[Figure record listings]
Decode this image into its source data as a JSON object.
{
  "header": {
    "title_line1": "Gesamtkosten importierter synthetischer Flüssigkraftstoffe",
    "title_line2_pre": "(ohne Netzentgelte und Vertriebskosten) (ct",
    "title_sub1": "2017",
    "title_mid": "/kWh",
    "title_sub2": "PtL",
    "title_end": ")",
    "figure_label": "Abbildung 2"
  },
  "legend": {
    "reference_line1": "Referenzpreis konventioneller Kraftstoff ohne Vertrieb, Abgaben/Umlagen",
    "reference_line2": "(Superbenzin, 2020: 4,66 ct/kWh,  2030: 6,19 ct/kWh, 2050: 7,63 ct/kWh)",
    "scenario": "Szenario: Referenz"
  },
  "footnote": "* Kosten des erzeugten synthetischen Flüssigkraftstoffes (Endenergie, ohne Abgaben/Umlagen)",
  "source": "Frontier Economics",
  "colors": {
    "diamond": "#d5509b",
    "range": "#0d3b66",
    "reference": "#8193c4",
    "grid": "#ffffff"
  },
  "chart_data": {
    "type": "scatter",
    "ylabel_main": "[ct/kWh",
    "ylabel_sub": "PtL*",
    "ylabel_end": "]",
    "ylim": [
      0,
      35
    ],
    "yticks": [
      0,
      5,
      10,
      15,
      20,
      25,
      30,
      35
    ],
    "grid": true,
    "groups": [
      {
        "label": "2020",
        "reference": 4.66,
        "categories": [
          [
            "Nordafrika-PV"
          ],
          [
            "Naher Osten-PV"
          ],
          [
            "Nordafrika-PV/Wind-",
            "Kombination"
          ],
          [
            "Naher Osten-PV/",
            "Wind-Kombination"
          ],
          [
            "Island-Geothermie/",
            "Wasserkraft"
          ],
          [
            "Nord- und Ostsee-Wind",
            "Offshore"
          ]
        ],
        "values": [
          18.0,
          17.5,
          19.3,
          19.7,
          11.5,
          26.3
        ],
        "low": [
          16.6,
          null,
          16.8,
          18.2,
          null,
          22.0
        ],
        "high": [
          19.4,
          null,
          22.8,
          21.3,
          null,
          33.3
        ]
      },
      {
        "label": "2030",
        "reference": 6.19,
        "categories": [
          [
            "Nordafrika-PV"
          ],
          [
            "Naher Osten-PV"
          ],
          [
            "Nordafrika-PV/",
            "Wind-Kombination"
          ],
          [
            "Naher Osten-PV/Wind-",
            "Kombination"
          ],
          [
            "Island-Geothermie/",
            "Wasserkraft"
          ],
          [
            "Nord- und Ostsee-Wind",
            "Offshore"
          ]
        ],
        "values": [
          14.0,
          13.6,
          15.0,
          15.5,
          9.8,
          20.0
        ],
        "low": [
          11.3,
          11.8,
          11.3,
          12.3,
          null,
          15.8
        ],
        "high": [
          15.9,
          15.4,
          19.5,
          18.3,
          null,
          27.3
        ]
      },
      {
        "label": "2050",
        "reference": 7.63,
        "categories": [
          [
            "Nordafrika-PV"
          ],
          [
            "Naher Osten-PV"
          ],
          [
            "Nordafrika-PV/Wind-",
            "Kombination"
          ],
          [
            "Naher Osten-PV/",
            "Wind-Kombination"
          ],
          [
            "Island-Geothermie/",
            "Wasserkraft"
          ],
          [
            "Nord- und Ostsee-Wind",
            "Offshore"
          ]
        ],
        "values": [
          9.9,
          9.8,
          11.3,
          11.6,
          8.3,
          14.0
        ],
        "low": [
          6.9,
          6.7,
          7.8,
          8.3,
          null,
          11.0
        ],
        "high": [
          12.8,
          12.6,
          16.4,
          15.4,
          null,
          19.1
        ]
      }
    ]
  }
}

*WORK TO COMPLETE*: Your task is to give the records above again, exactly.

*ANSWER TO THE EXERCISE*:
Decode this image into its source data as a JSON object.
{
  "header": {
    "title_line1": "Gesamtkosten importierter synthetischer Flüssigkraftstoffe",
    "title_line2_pre": "(ohne Netzentgelte und Vertriebskosten) (ct",
    "title_sub1": "2017",
    "title_mid": "/kWh",
    "title_sub2": "PtL",
    "title_end": ")",
    "figure_label": "Abbildung 2"
  },
  "legend": {
    "reference_line1": "Referenzpreis konventioneller Kraftstoff ohne Vertrieb, Abgaben/Umlagen",
    "reference_line2": "(Superbenzin, 2020: 4,66 ct/kWh,  2030: 6,19 ct/kWh, 2050: 7,63 ct/kWh)",
    "scenario": "Szenario: Referenz"
  },
  "footnote": "* Kosten des erzeugten synthetischen Flüssigkraftstoffes (Endenergie, ohne Abgaben/Umlagen)",
  "source": "Frontier Economics",
  "colors": {
    "diamond": "#d5509b",
    "range": "#0d3b66",
    "reference": "#8193c4",
    "grid": "#ffffff"
  },
  "chart_data": {
    "type": "scatter",
    "ylabel_main": "[ct/kWh",
    "ylabel_sub": "PtL*",
    "ylabel_end": "]",
    "ylim": [
      0,
      35
    ],
    "yticks": [
      0,
      5,
      10,
      15,
      20,
      25,
      30,
      35
    ],
    "grid": true,
    "groups": [
      {
        "label": "2020",
        "reference": 4.66,
        "categories": [
          [
            "Nordafrika-PV"
          ],
          [
            "Naher Osten-PV"
          ],
          [
            "Nordafrika-PV/Wind-",
            "Kombination"
          ],
          [
            "Naher Osten-PV/",
            "Wind-Kombination"
          ],
          [
            "Island-Geothermie/",
            "Wasserkraft"
          ],
          [
            "Nord- und Ostsee-Wind",
            "Offshore"
          ]
        ],
        "values": [
          18.0,
          17.5,
          19.3,
          19.7,
          11.5,
          26.3
        ],
        "low": [
          16.6,
          null,
          16.8,
          18.2,
          null,
          22.0
        ],
        "high": [
          19.4,
          null,
          22.8,
          21.3,
          null,
          33.3
        ]
      },
      {
        "label": "2030",
        "reference": 6.19,
        "categories": [
          [
            "Nordafrika-PV"
          ],
          [
            "Naher Osten-PV"
          ],
          [
            "Nordafrika-PV/",
            "Wind-Kombination"
          ],
          [
            "Naher Osten-PV/Wind-",
            "Kombination"
          ],
          [
            "Island-Geothermie/",
            "Wasserkraft"
          ],
          [
            "Nord- und Ostsee-Wind",
            "Offshore"
          ]
        ],
        "values": [
          14.0,
          13.6,
          15.0,
          15.5,
          9.8,
          20.0
        ],
        "low": [
          11.3,
          11.8,
          11.3,
          12.3,
          null,
          15.8
        ],
        "high": [
          15.9,
          15.4,
          19.5,
          18.3,
          null,
          27.3
        ]
      },
      {
        "label": "2050",
        "reference": 7.63,
        "categories": [
          [
            "Nordafrika-PV"
          ],
          [
            "Naher Osten-PV"
          ],
          [
            "Nordafrika-PV/Wind-",
            "Kombination"
          ],
          [
            "Naher Osten-PV/",
            "Wind-Kombination"
          ],
          [
            "Island-Geothermie/",
            "Wasserkraft"
          ],
          [
            "Nord- und Ostsee-Wind",
            "Offshore"
          ]
        ],
        "values": [
          9.9,
          9.8,
          11.3,
          11.6,
          8.3,
          14.0
        ],
        "low": [
          6.9,
          6.7,
          7.8,
          8.3,
          null,
          11.0
        ],
        "high": [
          12.8,
          12.6,
          16.4,
          15.4,
          null,
          19.1
        ]
      }
    ]
  }
}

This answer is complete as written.